Lines containing the string "Approx" are to be counted; report only how many there are.

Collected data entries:
◆ ◆ ◆ ◆ ◆ ◆ ◆
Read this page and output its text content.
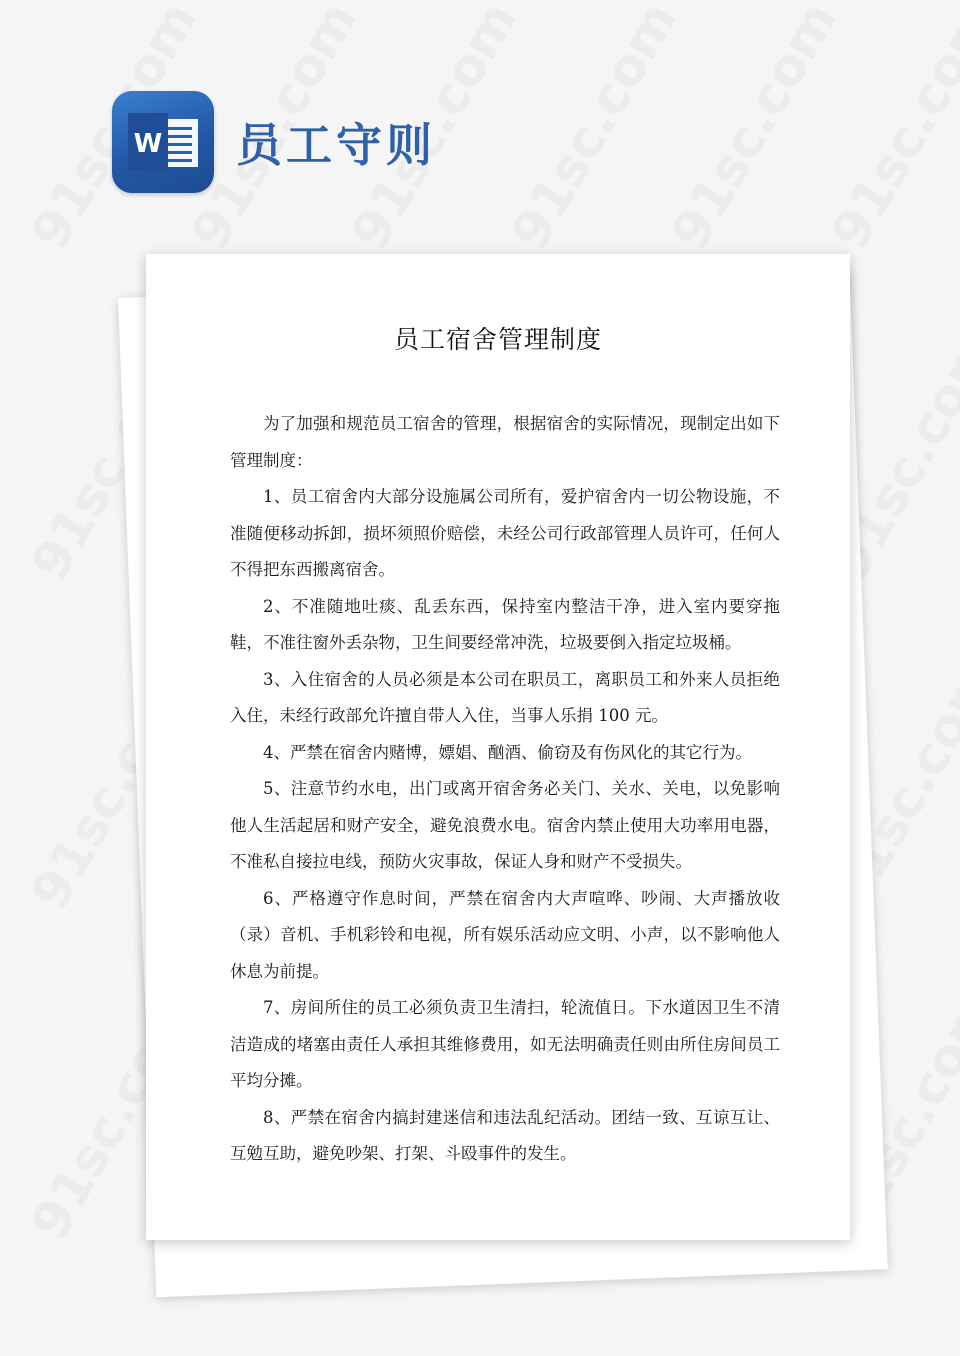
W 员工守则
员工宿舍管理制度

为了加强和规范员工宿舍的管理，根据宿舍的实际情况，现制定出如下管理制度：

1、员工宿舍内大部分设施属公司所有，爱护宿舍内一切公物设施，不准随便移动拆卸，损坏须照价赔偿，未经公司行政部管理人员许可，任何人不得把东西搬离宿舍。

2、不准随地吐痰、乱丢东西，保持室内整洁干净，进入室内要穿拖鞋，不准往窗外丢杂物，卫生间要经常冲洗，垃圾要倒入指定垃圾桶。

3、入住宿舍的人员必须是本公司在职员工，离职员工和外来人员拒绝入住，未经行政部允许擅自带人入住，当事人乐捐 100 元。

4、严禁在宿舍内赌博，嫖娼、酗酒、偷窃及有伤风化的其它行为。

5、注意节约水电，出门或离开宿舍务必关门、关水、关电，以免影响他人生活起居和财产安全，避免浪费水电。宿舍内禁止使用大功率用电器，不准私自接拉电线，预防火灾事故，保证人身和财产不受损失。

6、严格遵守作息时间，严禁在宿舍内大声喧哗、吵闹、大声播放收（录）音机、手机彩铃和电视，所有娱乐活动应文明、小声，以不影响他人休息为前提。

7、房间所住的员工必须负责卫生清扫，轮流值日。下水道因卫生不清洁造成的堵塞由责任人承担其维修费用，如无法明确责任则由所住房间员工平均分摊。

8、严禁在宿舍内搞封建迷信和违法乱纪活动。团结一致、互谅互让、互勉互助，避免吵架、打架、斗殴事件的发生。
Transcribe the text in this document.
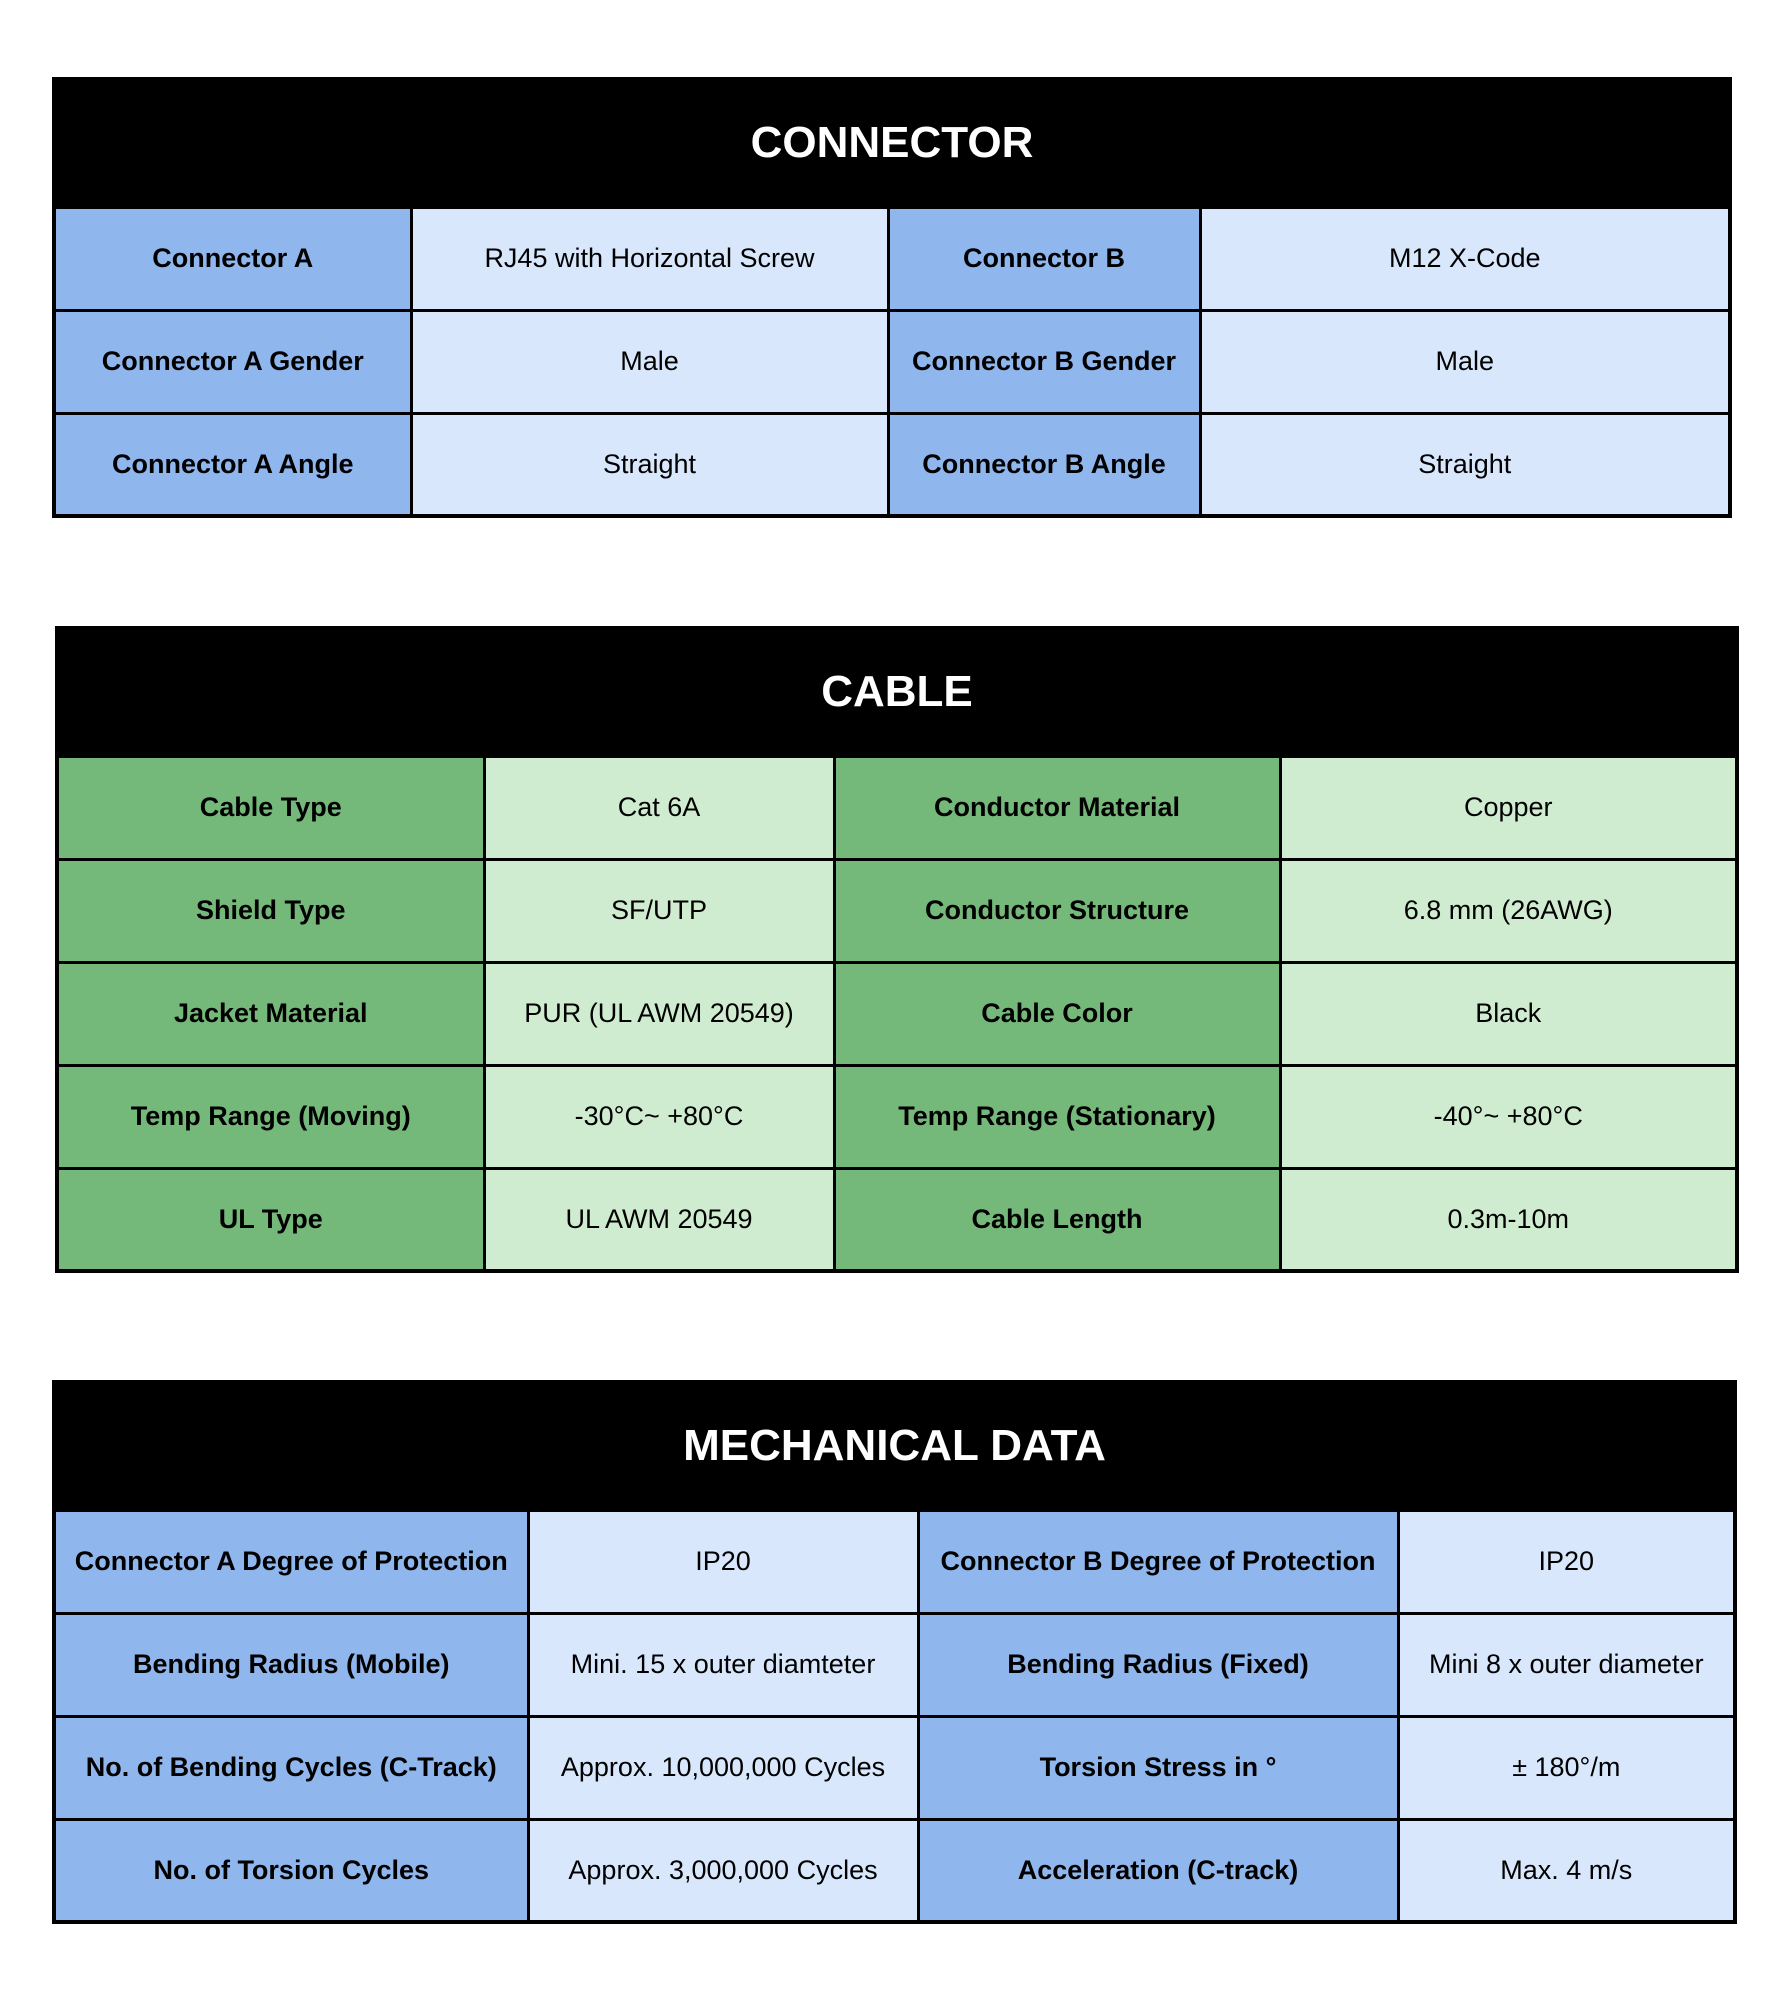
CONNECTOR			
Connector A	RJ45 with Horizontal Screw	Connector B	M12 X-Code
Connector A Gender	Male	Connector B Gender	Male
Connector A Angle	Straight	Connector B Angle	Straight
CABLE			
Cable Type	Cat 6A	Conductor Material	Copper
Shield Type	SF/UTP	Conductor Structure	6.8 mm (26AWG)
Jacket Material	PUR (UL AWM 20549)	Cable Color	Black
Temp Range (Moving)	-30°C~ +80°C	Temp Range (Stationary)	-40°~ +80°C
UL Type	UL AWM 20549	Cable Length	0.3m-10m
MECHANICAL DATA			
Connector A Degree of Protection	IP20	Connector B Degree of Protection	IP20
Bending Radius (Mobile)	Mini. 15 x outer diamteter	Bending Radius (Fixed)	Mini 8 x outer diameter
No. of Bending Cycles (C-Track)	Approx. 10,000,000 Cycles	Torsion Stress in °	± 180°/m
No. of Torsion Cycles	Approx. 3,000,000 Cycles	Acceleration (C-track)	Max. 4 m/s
◆ ◆ ◆ ◆ ◆ ◆ ◆
## Solution to this exercise
2